** YOUR GOAL **
Lay out every line of the listing below as a Markdown table with two columns, No. and Entry, numbering the rows in order and omitting blank lines.

** DATA FOR THIS TASK **

··········

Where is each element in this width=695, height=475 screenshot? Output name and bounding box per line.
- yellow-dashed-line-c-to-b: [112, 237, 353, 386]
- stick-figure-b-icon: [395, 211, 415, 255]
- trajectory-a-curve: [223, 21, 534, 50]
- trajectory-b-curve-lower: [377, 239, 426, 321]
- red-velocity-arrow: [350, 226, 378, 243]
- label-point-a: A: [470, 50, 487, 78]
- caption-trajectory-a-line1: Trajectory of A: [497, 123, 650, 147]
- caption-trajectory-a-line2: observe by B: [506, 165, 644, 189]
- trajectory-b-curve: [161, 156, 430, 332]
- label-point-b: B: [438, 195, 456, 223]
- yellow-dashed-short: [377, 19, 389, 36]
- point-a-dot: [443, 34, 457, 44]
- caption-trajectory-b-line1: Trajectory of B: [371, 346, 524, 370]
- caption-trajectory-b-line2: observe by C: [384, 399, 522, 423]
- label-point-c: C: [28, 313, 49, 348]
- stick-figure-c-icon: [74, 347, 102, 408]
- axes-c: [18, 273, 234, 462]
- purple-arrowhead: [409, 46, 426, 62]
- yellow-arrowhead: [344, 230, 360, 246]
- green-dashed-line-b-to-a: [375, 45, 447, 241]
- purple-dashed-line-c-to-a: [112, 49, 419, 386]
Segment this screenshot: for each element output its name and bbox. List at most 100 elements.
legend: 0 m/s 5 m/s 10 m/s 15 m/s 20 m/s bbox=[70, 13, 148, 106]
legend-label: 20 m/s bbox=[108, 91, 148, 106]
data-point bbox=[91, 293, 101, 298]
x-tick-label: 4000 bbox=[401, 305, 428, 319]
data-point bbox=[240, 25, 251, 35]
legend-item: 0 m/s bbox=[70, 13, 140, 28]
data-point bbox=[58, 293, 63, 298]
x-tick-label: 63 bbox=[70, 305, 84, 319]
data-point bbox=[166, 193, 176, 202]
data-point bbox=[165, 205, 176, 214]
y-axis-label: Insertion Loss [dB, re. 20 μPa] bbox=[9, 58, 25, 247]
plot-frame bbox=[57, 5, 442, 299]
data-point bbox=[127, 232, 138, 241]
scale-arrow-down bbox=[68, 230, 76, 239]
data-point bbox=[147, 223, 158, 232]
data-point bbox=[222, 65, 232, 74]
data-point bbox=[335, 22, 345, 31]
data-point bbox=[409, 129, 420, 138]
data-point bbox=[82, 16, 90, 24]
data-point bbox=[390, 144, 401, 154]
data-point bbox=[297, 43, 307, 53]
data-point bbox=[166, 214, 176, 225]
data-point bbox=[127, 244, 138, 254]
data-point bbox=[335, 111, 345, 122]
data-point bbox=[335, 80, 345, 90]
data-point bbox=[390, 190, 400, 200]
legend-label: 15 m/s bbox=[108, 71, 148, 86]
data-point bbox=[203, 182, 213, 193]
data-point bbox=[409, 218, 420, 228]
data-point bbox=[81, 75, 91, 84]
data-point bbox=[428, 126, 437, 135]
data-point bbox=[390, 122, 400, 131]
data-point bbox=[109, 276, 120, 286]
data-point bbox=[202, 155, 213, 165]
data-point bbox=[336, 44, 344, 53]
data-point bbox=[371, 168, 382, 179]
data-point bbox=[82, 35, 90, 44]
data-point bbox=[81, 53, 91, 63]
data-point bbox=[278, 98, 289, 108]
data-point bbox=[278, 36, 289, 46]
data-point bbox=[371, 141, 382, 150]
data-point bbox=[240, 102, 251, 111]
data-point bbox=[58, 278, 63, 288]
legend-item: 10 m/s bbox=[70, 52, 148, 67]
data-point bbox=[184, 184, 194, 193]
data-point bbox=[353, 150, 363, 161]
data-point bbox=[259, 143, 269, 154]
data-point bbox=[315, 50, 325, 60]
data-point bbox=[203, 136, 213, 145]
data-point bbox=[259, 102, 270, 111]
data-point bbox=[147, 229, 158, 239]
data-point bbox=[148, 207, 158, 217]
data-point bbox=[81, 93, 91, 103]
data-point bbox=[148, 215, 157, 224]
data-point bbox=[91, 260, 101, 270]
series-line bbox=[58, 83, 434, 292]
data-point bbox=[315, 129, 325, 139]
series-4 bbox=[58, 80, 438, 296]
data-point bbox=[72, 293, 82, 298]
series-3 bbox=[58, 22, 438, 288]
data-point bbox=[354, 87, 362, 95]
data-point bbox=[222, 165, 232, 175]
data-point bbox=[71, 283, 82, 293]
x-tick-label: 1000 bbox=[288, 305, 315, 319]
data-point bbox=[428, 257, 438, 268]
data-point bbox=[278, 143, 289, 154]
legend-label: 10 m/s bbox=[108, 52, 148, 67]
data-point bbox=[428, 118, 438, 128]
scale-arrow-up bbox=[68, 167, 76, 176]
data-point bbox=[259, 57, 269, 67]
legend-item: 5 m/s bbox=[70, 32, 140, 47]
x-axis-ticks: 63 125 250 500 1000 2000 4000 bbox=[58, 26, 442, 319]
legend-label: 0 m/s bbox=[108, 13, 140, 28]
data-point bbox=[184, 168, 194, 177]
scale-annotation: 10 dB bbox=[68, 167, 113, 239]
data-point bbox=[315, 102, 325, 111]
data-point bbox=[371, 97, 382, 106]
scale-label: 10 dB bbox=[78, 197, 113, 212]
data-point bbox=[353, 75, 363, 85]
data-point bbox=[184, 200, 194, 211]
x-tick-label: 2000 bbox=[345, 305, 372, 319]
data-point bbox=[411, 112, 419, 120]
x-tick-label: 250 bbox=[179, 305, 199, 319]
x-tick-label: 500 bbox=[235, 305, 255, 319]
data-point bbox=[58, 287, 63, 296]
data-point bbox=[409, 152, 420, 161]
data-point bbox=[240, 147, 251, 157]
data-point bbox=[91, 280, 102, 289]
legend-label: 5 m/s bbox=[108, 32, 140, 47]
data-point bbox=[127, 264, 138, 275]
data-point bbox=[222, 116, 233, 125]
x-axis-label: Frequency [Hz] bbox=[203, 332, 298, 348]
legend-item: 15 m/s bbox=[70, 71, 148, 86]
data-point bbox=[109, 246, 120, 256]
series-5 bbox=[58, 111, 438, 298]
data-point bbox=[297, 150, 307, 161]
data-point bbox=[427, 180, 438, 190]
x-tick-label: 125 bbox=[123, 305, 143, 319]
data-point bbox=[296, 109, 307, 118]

··········

** ANSWER FOR THE TASK **
| No. | Entry |
|---|---|
| 1 | Where is each element in this width=695, height=475 screenshot? Output name and bounding box per line. |
| 2 | - yellow-dashed-line-c-to-b: [112, 237, 353, 386] |
| 3 | - stick-figure-b-icon: [395, 211, 415, 255] |
| 4 | - trajectory-a-curve: [223, 21, 534, 50] |
| 5 | - trajectory-b-curve-lower: [377, 239, 426, 321] |
| 6 | - red-velocity-arrow: [350, 226, 378, 243] |
| 7 | - label-point-a: A: [470, 50, 487, 78] |
| 8 | - caption-trajectory-a-line1: Trajectory of A: [497, 123, 650, 147] |
| 9 | - caption-trajectory-a-line2: observe by B: [506, 165, 644, 189] |
| 10 | - trajectory-b-curve: [161, 156, 430, 332] |
| 11 | - label-point-b: B: [438, 195, 456, 223] |
| 12 | - yellow-dashed-short: [377, 19, 389, 36] |
| 13 | - point-a-dot: [443, 34, 457, 44] |
| 14 | - caption-trajectory-b-line1: Trajectory of B: [371, 346, 524, 370] |
| 15 | - caption-trajectory-b-line2: observe by C: [384, 399, 522, 423] |
| 16 | - label-point-c: C: [28, 313, 49, 348] |
| 17 | - stick-figure-c-icon: [74, 347, 102, 408] |
| 18 | - axes-c: [18, 273, 234, 462] |
| 19 | - purple-arrowhead: [409, 46, 426, 62] |
| 20 | - yellow-arrowhead: [344, 230, 360, 246] |
| 21 | - green-dashed-line-b-to-a: [375, 45, 447, 241] |
| 22 | - purple-dashed-line-c-to-a: [112, 49, 419, 386] |
| 23 | Segment this screenshot: for each element output its name and bbox. List at most 100 elements. |
| 24 | legend: 0 m/s 5 m/s 10 m/s 15 m/s 20 m/s bbox=[70, 13, 148, 106] |
| 25 | legend-label: 20 m/s bbox=[108, 91, 148, 106] |
| 26 | data-point bbox=[91, 293, 101, 298] |
| 27 | x-tick-label: 4000 bbox=[401, 305, 428, 319] |
| 28 | data-point bbox=[240, 25, 251, 35] |
| 29 | legend-item: 0 m/s bbox=[70, 13, 140, 28] |
| 30 | data-point bbox=[58, 293, 63, 298] |
| 31 | x-tick-label: 63 bbox=[70, 305, 84, 319] |
| 32 | data-point bbox=[166, 193, 176, 202] |
| 33 | data-point bbox=[165, 205, 176, 214] |
| 34 | y-axis-label: Insertion Loss [dB, re. 20 μPa] bbox=[9, 58, 25, 247] |
| 35 | plot-frame bbox=[57, 5, 442, 299] |
| 36 | data-point bbox=[127, 232, 138, 241] |
| 37 | scale-arrow-down bbox=[68, 230, 76, 239] |
| 38 | data-point bbox=[147, 223, 158, 232] |
| 39 | data-point bbox=[222, 65, 232, 74] |
| 40 | data-point bbox=[335, 22, 345, 31] |
| 41 | data-point bbox=[409, 129, 420, 138] |
| 42 | data-point bbox=[82, 16, 90, 24] |
| 43 | data-point bbox=[390, 144, 401, 154] |
| 44 | data-point bbox=[297, 43, 307, 53] |
| 45 | data-point bbox=[166, 214, 176, 225] |
| 46 | data-point bbox=[127, 244, 138, 254] |
| 47 | data-point bbox=[335, 111, 345, 122] |
| 48 | data-point bbox=[335, 80, 345, 90] |
| 49 | data-point bbox=[390, 190, 400, 200] |
| 50 | legend-label: 15 m/s bbox=[108, 71, 148, 86] |
| 51 | data-point bbox=[203, 182, 213, 193] |
| 52 | data-point bbox=[409, 218, 420, 228] |
| 53 | data-point bbox=[81, 75, 91, 84] |
| 54 | data-point bbox=[428, 126, 437, 135] |
| 55 | data-point bbox=[390, 122, 400, 131] |
| 56 | data-point bbox=[109, 276, 120, 286] |
| 57 | data-point bbox=[202, 155, 213, 165] |
| 58 | data-point bbox=[336, 44, 344, 53] |
| 59 | data-point bbox=[371, 168, 382, 179] |
| 60 | data-point bbox=[82, 35, 90, 44] |
| 61 | data-point bbox=[81, 53, 91, 63] |
| 62 | data-point bbox=[278, 98, 289, 108] |
| 63 | data-point bbox=[278, 36, 289, 46] |
| 64 | data-point bbox=[371, 141, 382, 150] |
| 65 | data-point bbox=[240, 102, 251, 111] |
| 66 | data-point bbox=[58, 278, 63, 288] |
| 67 | legend-item: 10 m/s bbox=[70, 52, 148, 67] |
| 68 | data-point bbox=[184, 184, 194, 193] |
| 69 | data-point bbox=[353, 150, 363, 161] |
| 70 | data-point bbox=[259, 143, 269, 154] |
| 71 | data-point bbox=[315, 50, 325, 60] |
| 72 | data-point bbox=[203, 136, 213, 145] |
| 73 | data-point bbox=[259, 102, 270, 111] |
| 74 | data-point bbox=[147, 229, 158, 239] |
| 75 | data-point bbox=[148, 207, 158, 217] |
| 76 | data-point bbox=[81, 93, 91, 103] |
| 77 | data-point bbox=[148, 215, 157, 224] |
| 78 | data-point bbox=[91, 260, 101, 270] |
| 79 | series-line bbox=[58, 83, 434, 292] |
| 80 | data-point bbox=[315, 129, 325, 139] |
| 81 | series-4 bbox=[58, 80, 438, 296] |
| 82 | data-point bbox=[72, 293, 82, 298] |
| 83 | series-3 bbox=[58, 22, 438, 288] |
| 84 | data-point bbox=[354, 87, 362, 95] |
| 85 | data-point bbox=[222, 165, 232, 175] |
| 86 | data-point bbox=[71, 283, 82, 293] |
| 87 | x-tick-label: 1000 bbox=[288, 305, 315, 319] |
| 88 | data-point bbox=[428, 257, 438, 268] |
| 89 | data-point bbox=[278, 143, 289, 154] |
| 90 | legend-label: 10 m/s bbox=[108, 52, 148, 67] |
| 91 | data-point bbox=[428, 118, 438, 128] |
| 92 | scale-arrow-up bbox=[68, 167, 76, 176] |
| 93 | data-point bbox=[259, 57, 269, 67] |
| 94 | legend-item: 5 m/s bbox=[70, 32, 140, 47] |
| 95 | x-axis-ticks: 63 125 250 500 1000 2000 4000 bbox=[58, 26, 442, 319] |
| 96 | legend-label: 0 m/s bbox=[108, 13, 140, 28] |
| 97 | data-point bbox=[184, 168, 194, 177] |
| 98 | scale-annotation: 10 dB bbox=[68, 167, 113, 239] |
| 99 | data-point bbox=[315, 102, 325, 111] |
| 100 | data-point bbox=[371, 97, 382, 106] |
| 101 | scale-label: 10 dB bbox=[78, 197, 113, 212] |
| 102 | data-point bbox=[353, 75, 363, 85] |
| 103 | data-point bbox=[184, 200, 194, 211] |
| 104 | x-tick-label: 2000 bbox=[345, 305, 372, 319] |
| 105 | data-point bbox=[411, 112, 419, 120] |
| 106 | x-tick-label: 250 bbox=[179, 305, 199, 319] |
| 107 | x-tick-label: 500 bbox=[235, 305, 255, 319] |
| 108 | data-point bbox=[58, 287, 63, 296] |
| 109 | data-point bbox=[409, 152, 420, 161] |
| 110 | data-point bbox=[240, 147, 251, 157] |
| 111 | data-point bbox=[91, 280, 102, 289] |
| 112 | legend-label: 5 m/s bbox=[108, 32, 140, 47] |
| 113 | data-point bbox=[127, 264, 138, 275] |
| 114 | data-point bbox=[222, 116, 233, 125] |
| 115 | x-axis-label: Frequency [Hz] bbox=[203, 332, 298, 348] |
| 116 | legend-item: 15 m/s bbox=[70, 71, 148, 86] |
| 117 | data-point bbox=[109, 246, 120, 256] |
| 118 | series-5 bbox=[58, 111, 438, 298] |
| 119 | data-point bbox=[297, 150, 307, 161] |
| 120 | data-point bbox=[427, 180, 438, 190] |
| 121 | x-tick-label: 125 bbox=[123, 305, 143, 319] |
| 122 | data-point bbox=[296, 109, 307, 118] |